** begin PASSAGE **
Senior will be missed on beam, around gym

After three years competing on the gymnastics team, sole Manchester-Essex senior Vicky Nicholas’ gymnastics career has ended with her becoming a strong team competitor, coach Rich Healey said.

By Melissa Moore

INDEPENDENT EDITOR

  After three years competing on the gymnastics team, sole Manchester-Essex senior Vicky Nicholas’ gymnastics career has ended with her becoming a strong team competitor, coach Rich Healey said.

  Nicholas will be greatly missed, Healey said.  Not only will her high beam scores need to be replaced immediately, but her good attitude and supportiveness will be missed as well.

  “Vicky is a really good kid and lots of fun,” Healey said.  “She is a good teammate, and the kids on the team will miss her.”

  According to Nicholas, she will miss not only the sport but also her teammates.
** end PASSAGE **
** begin DATA SECTION **
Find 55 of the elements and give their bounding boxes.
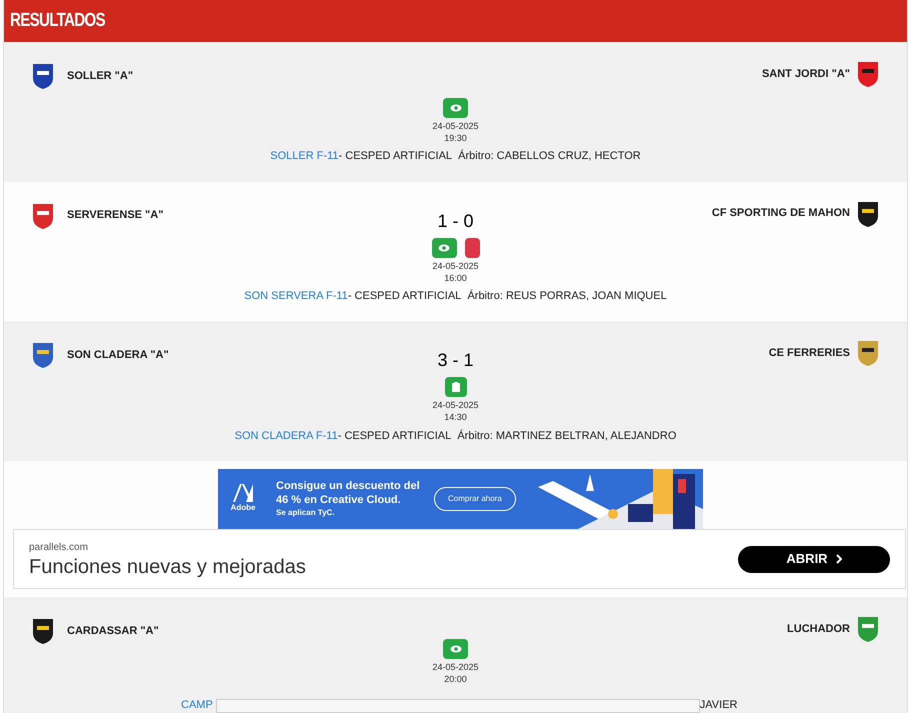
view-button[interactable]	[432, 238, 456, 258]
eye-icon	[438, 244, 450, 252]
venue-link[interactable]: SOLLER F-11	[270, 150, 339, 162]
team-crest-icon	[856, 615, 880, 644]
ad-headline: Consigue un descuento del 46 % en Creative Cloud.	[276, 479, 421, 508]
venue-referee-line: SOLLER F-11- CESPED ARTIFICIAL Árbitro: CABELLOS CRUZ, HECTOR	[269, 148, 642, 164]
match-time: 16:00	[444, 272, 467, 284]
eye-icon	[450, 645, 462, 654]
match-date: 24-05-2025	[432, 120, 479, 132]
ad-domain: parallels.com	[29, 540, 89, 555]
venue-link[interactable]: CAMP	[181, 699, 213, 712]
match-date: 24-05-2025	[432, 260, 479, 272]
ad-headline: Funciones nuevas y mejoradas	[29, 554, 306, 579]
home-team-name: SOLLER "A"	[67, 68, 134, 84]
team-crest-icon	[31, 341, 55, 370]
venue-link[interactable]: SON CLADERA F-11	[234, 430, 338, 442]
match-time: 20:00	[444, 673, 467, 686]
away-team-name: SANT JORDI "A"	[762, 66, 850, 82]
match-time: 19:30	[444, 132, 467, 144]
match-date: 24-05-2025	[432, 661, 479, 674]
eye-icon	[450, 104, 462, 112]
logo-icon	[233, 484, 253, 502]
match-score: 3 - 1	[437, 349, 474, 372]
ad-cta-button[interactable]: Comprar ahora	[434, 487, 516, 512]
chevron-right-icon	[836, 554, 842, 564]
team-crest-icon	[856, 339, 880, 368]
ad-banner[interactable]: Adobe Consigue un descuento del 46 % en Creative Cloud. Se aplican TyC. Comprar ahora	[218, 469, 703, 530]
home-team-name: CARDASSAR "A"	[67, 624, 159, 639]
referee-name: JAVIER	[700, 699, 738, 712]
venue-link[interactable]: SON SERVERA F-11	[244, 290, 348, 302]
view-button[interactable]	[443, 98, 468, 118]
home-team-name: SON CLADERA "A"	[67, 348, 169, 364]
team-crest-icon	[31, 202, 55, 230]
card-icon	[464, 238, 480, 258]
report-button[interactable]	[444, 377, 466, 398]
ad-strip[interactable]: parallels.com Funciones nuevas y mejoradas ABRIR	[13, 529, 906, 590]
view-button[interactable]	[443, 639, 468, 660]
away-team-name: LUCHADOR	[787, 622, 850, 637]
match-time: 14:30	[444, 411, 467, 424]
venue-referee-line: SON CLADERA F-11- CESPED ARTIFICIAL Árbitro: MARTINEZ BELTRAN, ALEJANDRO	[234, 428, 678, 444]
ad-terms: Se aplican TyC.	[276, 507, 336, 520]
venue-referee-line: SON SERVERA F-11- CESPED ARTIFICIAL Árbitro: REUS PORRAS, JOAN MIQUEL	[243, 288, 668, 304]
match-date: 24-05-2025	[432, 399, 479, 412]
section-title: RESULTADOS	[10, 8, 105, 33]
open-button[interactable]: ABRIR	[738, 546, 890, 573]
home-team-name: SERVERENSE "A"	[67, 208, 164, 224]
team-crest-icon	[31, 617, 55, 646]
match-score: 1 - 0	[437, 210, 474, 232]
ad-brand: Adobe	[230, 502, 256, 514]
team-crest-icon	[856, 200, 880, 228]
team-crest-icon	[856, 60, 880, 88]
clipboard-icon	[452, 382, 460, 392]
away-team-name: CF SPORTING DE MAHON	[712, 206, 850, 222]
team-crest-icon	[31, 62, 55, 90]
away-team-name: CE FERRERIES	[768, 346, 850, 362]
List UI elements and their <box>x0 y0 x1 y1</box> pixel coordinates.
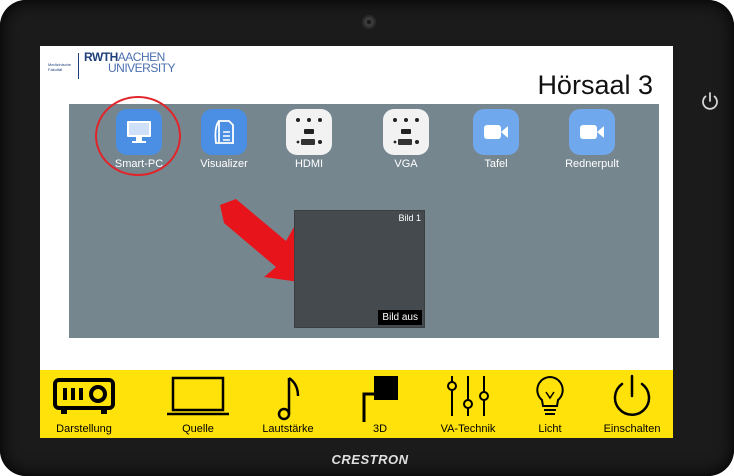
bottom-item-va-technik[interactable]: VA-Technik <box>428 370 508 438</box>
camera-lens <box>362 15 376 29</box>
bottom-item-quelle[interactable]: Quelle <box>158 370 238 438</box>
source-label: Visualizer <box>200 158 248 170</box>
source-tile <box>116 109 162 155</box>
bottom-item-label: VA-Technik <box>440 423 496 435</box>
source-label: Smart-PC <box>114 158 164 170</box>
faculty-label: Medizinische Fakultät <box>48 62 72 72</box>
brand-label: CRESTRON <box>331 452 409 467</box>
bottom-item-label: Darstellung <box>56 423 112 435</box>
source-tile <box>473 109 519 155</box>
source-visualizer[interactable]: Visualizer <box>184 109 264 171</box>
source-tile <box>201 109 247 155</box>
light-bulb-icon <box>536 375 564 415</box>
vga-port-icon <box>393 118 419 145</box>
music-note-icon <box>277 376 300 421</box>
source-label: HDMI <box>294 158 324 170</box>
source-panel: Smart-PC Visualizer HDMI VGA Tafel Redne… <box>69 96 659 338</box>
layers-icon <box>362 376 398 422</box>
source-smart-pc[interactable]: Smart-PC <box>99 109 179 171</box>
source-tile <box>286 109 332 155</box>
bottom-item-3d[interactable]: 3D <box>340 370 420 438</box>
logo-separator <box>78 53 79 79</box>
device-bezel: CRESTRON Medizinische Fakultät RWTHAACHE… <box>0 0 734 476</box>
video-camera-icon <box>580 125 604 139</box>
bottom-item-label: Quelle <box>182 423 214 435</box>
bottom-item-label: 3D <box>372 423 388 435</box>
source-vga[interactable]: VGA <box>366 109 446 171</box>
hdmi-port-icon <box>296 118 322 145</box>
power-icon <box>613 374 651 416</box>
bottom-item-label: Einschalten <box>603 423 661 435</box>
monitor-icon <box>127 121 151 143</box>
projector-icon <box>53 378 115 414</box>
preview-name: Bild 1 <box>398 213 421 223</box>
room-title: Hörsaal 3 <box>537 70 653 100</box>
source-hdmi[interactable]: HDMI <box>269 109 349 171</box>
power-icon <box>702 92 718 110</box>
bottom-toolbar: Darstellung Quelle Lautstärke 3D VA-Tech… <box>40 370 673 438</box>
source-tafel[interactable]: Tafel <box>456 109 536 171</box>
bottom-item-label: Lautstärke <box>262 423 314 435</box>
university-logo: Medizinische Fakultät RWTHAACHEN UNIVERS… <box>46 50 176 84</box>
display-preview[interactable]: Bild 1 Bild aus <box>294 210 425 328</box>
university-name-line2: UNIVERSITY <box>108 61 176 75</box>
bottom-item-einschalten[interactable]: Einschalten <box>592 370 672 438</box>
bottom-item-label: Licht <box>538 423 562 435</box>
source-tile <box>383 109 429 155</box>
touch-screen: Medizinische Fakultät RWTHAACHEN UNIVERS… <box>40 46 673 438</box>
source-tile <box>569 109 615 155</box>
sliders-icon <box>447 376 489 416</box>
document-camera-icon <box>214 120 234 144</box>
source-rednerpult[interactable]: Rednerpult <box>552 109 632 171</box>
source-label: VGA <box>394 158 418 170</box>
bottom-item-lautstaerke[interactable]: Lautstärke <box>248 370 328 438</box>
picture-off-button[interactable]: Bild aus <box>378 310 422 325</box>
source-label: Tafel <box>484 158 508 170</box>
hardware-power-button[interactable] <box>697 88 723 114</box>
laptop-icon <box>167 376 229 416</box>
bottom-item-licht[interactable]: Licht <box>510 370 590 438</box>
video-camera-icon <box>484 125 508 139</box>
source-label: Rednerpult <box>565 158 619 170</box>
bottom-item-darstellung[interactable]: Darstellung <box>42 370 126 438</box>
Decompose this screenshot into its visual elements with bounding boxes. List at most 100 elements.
** end DATA SECTION **
** begin DATA SECTION **
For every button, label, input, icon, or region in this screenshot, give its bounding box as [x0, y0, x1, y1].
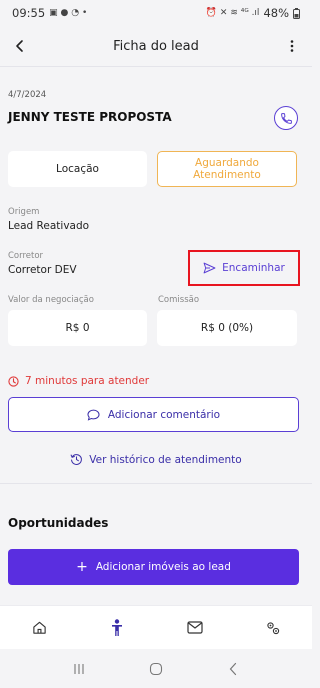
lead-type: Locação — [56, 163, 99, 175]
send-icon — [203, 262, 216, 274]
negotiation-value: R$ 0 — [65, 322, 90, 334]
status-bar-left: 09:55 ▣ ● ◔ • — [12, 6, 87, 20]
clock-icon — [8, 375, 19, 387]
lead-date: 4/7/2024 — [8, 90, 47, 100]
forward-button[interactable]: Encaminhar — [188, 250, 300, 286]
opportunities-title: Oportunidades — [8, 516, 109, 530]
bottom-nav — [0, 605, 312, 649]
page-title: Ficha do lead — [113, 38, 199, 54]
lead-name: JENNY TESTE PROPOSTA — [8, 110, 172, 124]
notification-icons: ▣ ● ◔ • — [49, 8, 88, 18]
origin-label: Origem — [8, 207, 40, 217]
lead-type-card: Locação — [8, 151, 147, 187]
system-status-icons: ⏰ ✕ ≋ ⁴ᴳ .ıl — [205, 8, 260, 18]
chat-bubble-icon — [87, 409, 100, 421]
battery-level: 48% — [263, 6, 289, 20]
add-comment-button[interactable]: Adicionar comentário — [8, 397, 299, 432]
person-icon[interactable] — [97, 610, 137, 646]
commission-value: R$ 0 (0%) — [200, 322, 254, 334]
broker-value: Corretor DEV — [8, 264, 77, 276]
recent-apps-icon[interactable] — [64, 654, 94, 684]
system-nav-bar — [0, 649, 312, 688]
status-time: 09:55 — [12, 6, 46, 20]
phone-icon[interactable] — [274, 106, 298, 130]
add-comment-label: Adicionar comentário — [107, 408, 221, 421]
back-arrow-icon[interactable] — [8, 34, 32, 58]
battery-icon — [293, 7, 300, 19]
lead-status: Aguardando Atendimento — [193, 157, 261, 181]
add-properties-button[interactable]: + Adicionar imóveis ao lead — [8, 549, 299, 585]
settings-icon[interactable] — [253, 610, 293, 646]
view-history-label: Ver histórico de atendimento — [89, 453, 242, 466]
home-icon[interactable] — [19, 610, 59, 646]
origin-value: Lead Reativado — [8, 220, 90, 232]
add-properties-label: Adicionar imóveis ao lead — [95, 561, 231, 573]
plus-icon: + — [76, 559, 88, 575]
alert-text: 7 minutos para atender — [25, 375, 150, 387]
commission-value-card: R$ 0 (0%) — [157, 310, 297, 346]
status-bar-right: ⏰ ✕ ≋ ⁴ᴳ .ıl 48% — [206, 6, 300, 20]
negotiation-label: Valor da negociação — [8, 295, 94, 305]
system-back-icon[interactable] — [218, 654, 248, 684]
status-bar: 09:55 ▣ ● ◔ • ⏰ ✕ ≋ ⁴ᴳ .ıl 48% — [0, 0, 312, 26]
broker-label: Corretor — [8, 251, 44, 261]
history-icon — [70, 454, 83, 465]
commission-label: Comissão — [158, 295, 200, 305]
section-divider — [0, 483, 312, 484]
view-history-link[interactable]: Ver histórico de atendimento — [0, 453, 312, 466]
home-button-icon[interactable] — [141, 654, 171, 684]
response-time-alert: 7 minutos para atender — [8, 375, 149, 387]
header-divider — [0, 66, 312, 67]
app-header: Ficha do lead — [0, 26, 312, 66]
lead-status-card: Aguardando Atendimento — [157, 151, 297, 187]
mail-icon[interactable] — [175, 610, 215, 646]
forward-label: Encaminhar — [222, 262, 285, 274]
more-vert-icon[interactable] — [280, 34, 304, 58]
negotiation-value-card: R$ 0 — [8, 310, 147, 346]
** end DATA SECTION **
** begin DATA SECTION **
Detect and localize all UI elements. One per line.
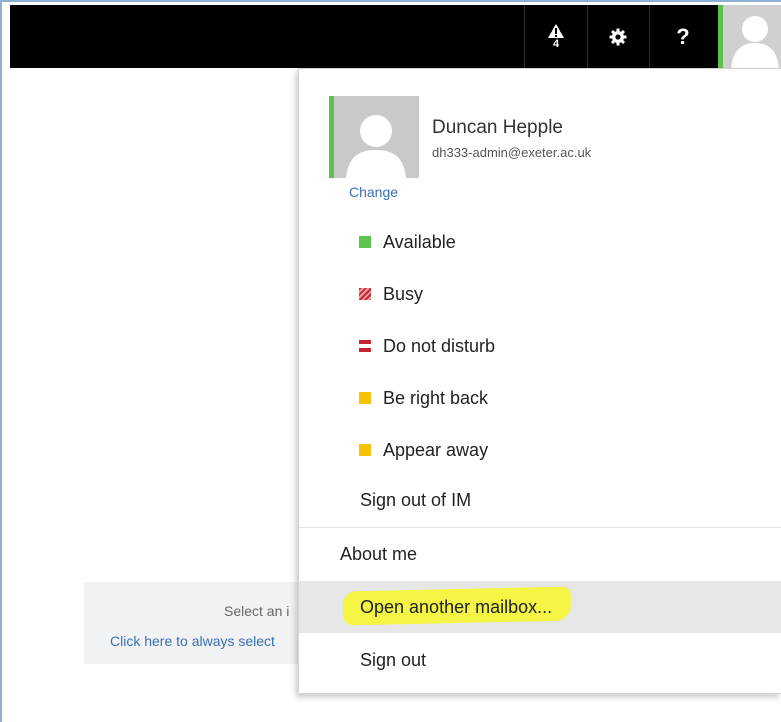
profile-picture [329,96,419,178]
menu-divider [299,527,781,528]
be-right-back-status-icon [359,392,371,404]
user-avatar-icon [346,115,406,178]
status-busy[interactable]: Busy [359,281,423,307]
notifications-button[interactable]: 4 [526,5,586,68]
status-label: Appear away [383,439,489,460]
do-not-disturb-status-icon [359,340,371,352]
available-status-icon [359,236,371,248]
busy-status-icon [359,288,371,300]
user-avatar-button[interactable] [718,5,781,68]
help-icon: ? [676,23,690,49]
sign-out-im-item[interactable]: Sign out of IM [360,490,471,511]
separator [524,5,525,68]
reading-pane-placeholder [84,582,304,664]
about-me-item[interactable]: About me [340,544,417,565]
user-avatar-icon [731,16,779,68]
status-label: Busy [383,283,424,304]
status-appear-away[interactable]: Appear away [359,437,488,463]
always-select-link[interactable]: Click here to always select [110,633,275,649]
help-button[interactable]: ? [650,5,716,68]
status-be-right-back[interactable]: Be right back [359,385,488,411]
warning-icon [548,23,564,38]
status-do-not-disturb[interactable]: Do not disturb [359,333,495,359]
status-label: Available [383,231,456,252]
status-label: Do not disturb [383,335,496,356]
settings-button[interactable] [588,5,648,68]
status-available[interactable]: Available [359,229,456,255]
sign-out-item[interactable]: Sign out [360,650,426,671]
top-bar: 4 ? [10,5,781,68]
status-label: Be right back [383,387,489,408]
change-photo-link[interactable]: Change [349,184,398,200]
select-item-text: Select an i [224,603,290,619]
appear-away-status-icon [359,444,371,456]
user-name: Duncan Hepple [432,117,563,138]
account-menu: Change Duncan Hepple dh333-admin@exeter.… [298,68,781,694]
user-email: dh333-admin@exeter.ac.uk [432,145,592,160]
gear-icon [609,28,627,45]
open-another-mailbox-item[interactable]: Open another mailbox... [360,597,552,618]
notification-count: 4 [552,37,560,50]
** end DATA SECTION **
* _WHAT THIS EXERCISE ASKS_:
A) Reproduce the part of the gymnastics article from "Senior will be" up to and including "missed as well.".
B) Carry on the article about the Manchester-Essex gymnast from the point where it stops.
These rows were taken from a separate source.

* _IN RESPONSE_:
A)
Senior will be missed on beam, around gym

After three years competing on the gymnastics team, sole Manchester-Essex senior Vicky Nicholas’ gymnastics career has ended with her becoming a strong team competitor, coach Rich Healey said.

By Melissa Moore

INDEPENDENT EDITOR

  After three years competing on the gymnastics team, sole Manchester-Essex senior Vicky Nicholas’ gymnastics career has ended with her becoming a strong team competitor, coach Rich Healey said.

  Nicholas will be greatly missed, Healey said.  Not only will her high beam scores need to be replaced immediately, but her good attitude and supportiveness will be missed as well.

B)
  “I’m really going to miss all my friends on the team,” she said.

  Making lots of progress over the years, Nicholas is happy with her gymnastics experience, she said.

  “I was able to accomplish a lot and refine my skills,” she said.

  Healey agreed that she improved greatly.

  “She did really well for the amount of time she put into it,” he said.

  Nicholas’ score on her main event, beam, was a competitive score throughout the team’s league this year, Healey said. 

  “She was a very strong beam competitor,” he said.

  According to sophomore captain Katherine Hennigan, Nicholas was a very graceful competitor on this event.

  “She can do beam without making a sound,” she said.

  Nicholas has especially enjoyed the companionship of the sport.

  “I was able to meet lots of different people I wouldn’t have met otherwise,” she said.

  “Vicky is very nice,” Hennigan said.  “I will miss…having her at practice, never being in a bad mood, and bringing a happy vibe.”

  “She will be very successful in whatever she does,” Healey said.  “She has a good head on her shoulders.  I’m sure she will do well.”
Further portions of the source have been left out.